- **Your task**:
Look through the data below. Collect every line where the word "table" occurs.
--- START Extracted information ---
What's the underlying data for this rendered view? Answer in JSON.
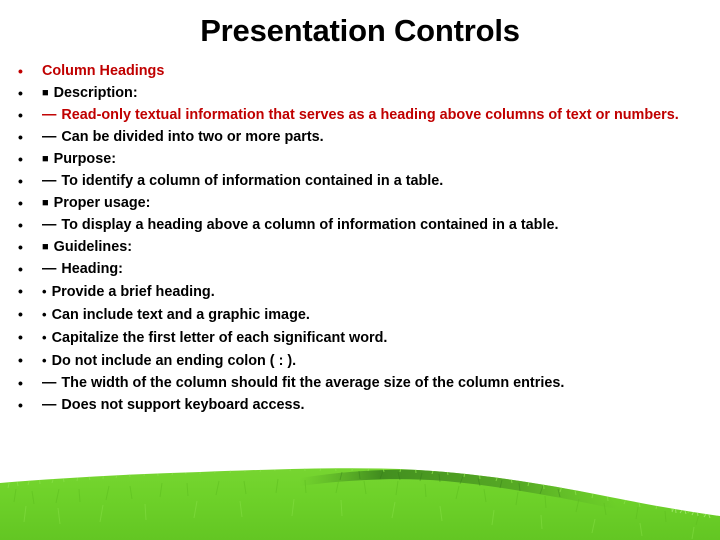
{
  "slide": {
    "title": "Presentation Controls",
    "background_color": "#FFFFFF",
    "accent_red": "#C00000",
    "text_black": "#000000",
    "grass_green": "#6FD22A",
    "grass_dark_green": "#3F8A1E"
  },
  "bullets": [
    {
      "marker": "•",
      "marker_color": "red",
      "sub_marker": "",
      "sub_marker_kind": "none",
      "text": "Column Headings",
      "text_color": "red"
    },
    {
      "marker": "•",
      "marker_color": "black",
      "sub_marker": "■",
      "sub_marker_kind": "square",
      "text": "Description:",
      "text_color": "black"
    },
    {
      "marker": "•",
      "marker_color": "black",
      "sub_marker": "—",
      "sub_marker_kind": "dash",
      "text": "Read-only textual information that serves as a heading above columns of text or numbers.",
      "text_color": "red"
    },
    {
      "marker": "•",
      "marker_color": "black",
      "sub_marker": "—",
      "sub_marker_kind": "dash",
      "text": "Can be divided into two or more parts.",
      "text_color": "black"
    },
    {
      "marker": "•",
      "marker_color": "black",
      "sub_marker": "■",
      "sub_marker_kind": "square",
      "text": "Purpose:",
      "text_color": "black"
    },
    {
      "marker": "•",
      "marker_color": "black",
      "sub_marker": "—",
      "sub_marker_kind": "dash",
      "text": "To identify a column of information contained in a table.",
      "text_color": "black"
    },
    {
      "marker": "•",
      "marker_color": "black",
      "sub_marker": "■",
      "sub_marker_kind": "square",
      "text": "Proper usage:",
      "text_color": "black"
    },
    {
      "marker": "•",
      "marker_color": "black",
      "sub_marker": "—",
      "sub_marker_kind": "dash",
      "text": "To display a heading above a column of information contained in a table.",
      "text_color": "black"
    },
    {
      "marker": "•",
      "marker_color": "black",
      "sub_marker": "■",
      "sub_marker_kind": "square",
      "text": "Guidelines:",
      "text_color": "black"
    },
    {
      "marker": "•",
      "marker_color": "black",
      "sub_marker": "—",
      "sub_marker_kind": "dash",
      "text": "Heading:",
      "text_color": "black"
    },
    {
      "marker": "•",
      "marker_color": "black",
      "sub_marker": "•",
      "sub_marker_kind": "dot",
      "text": "Provide a brief heading.",
      "text_color": "black"
    },
    {
      "marker": "•",
      "marker_color": "black",
      "sub_marker": "•",
      "sub_marker_kind": "dot",
      "text": "Can include text and a graphic image.",
      "text_color": "black"
    },
    {
      "marker": "•",
      "marker_color": "black",
      "sub_marker": "•",
      "sub_marker_kind": "dot",
      "text": "Capitalize the first letter of each significant word.",
      "text_color": "black"
    },
    {
      "marker": "•",
      "marker_color": "black",
      "sub_marker": "•",
      "sub_marker_kind": "dot",
      "text": "Do not include an ending colon ( : ).",
      "text_color": "black"
    },
    {
      "marker": "•",
      "marker_color": "black",
      "sub_marker": "—",
      "sub_marker_kind": "dash",
      "text": "The width of the column should fit the average size of the column entries.",
      "text_color": "black"
    },
    {
      "marker": "•",
      "marker_color": "black",
      "sub_marker": "—",
      "sub_marker_kind": "dash",
      "text": "Does not support keyboard access.",
      "text_color": "black"
    }
  ]
}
--- END Extracted information ---
- **Problem solution**:
      "text": "To identify a column of information contained in a table.",
      "text": "To display a heading above a column of information contained in a table.",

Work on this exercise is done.